::: Given information :::

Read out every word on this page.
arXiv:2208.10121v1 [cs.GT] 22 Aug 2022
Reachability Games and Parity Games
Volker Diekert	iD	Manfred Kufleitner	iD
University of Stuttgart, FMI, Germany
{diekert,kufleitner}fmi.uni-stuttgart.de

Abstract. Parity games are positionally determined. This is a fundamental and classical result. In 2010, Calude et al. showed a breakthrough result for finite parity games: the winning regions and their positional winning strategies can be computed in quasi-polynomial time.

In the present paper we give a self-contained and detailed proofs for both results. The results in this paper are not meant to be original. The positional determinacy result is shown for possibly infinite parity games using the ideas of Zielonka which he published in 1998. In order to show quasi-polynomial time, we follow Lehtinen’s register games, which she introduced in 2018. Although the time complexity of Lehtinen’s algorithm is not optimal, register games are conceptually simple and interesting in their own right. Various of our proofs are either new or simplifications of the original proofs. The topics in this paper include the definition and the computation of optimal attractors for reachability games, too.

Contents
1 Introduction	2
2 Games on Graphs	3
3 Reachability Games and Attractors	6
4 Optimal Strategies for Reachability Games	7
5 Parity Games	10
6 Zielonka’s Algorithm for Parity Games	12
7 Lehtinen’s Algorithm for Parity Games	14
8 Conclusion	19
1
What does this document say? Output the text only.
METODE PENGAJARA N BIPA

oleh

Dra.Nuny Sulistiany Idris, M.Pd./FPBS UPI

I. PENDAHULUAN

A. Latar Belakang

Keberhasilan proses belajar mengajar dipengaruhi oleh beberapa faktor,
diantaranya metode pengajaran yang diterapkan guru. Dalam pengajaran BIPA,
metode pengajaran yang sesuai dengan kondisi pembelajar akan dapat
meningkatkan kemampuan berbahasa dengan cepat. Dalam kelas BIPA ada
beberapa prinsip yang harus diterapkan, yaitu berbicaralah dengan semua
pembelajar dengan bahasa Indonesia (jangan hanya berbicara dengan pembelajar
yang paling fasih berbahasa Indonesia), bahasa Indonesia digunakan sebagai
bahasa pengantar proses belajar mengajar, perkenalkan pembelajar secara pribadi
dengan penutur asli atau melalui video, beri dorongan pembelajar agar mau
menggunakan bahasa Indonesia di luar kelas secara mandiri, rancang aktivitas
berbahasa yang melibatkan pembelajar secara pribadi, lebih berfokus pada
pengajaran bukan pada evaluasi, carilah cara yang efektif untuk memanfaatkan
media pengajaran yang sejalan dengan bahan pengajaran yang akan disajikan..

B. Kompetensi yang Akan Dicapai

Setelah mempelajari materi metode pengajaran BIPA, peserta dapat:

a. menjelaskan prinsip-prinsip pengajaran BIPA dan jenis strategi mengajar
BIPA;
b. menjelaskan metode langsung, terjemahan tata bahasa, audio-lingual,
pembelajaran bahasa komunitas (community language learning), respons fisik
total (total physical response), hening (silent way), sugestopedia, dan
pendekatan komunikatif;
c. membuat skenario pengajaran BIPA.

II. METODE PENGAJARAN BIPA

:::

The task:
Send back all of the entries exactly, with nothing missing.

Solution:
Read out every word on this page.
arXiv:2208.10121v1 [cs.GT] 22 Aug 2022
Reachability Games and Parity Games
Volker Diekert	iD	Manfred Kufleitner	iD
University of Stuttgart, FMI, Germany
{diekert,kufleitner}fmi.uni-stuttgart.de

Abstract. Parity games are positionally determined. This is a fundamental and classical result. In 2010, Calude et al. showed a breakthrough result for finite parity games: the winning regions and their positional winning strategies can be computed in quasi-polynomial time.

In the present paper we give a self-contained and detailed proofs for both results. The results in this paper are not meant to be original. The positional determinacy result is shown for possibly infinite parity games using the ideas of Zielonka which he published in 1998. In order to show quasi-polynomial time, we follow Lehtinen’s register games, which she introduced in 2018. Although the time complexity of Lehtinen’s algorithm is not optimal, register games are conceptually simple and interesting in their own right. Various of our proofs are either new or simplifications of the original proofs. The topics in this paper include the definition and the computation of optimal attractors for reachability games, too.

Contents
1 Introduction	2
2 Games on Graphs	3
3 Reachability Games and Attractors	6
4 Optimal Strategies for Reachability Games	7
5 Parity Games	10
6 Zielonka’s Algorithm for Parity Games	12
7 Lehtinen’s Algorithm for Parity Games	14
8 Conclusion	19
1
What does this document say? Output the text only.
METODE PENGAJARA N BIPA

oleh

Dra.Nuny Sulistiany Idris, M.Pd./FPBS UPI

I. PENDAHULUAN

A. Latar Belakang

Keberhasilan proses belajar mengajar dipengaruhi oleh beberapa faktor,
diantaranya metode pengajaran yang diterapkan guru. Dalam pengajaran BIPA,
metode pengajaran yang sesuai dengan kondisi pembelajar akan dapat
meningkatkan kemampuan berbahasa dengan cepat. Dalam kelas BIPA ada
beberapa prinsip yang harus diterapkan, yaitu berbicaralah dengan semua
pembelajar dengan bahasa Indonesia (jangan hanya berbicara dengan pembelajar
yang paling fasih berbahasa Indonesia), bahasa Indonesia digunakan sebagai
bahasa pengantar proses belajar mengajar, perkenalkan pembelajar secara pribadi
dengan penutur asli atau melalui video, beri dorongan pembelajar agar mau
menggunakan bahasa Indonesia di luar kelas secara mandiri, rancang aktivitas
berbahasa yang melibatkan pembelajar secara pribadi, lebih berfokus pada
pengajaran bukan pada evaluasi, carilah cara yang efektif untuk memanfaatkan
media pengajaran yang sejalan dengan bahan pengajaran yang akan disajikan..

B. Kompetensi yang Akan Dicapai

Setelah mempelajari materi metode pengajaran BIPA, peserta dapat:

a. menjelaskan prinsip-prinsip pengajaran BIPA dan jenis strategi mengajar
BIPA;
b. menjelaskan metode langsung, terjemahan tata bahasa, audio-lingual,
pembelajaran bahasa komunitas (community language learning), respons fisik
total (total physical response), hening (silent way), sugestopedia, dan
pendekatan komunikatif;
c. membuat skenario pengajaran BIPA.

II. METODE PENGAJARAN BIPA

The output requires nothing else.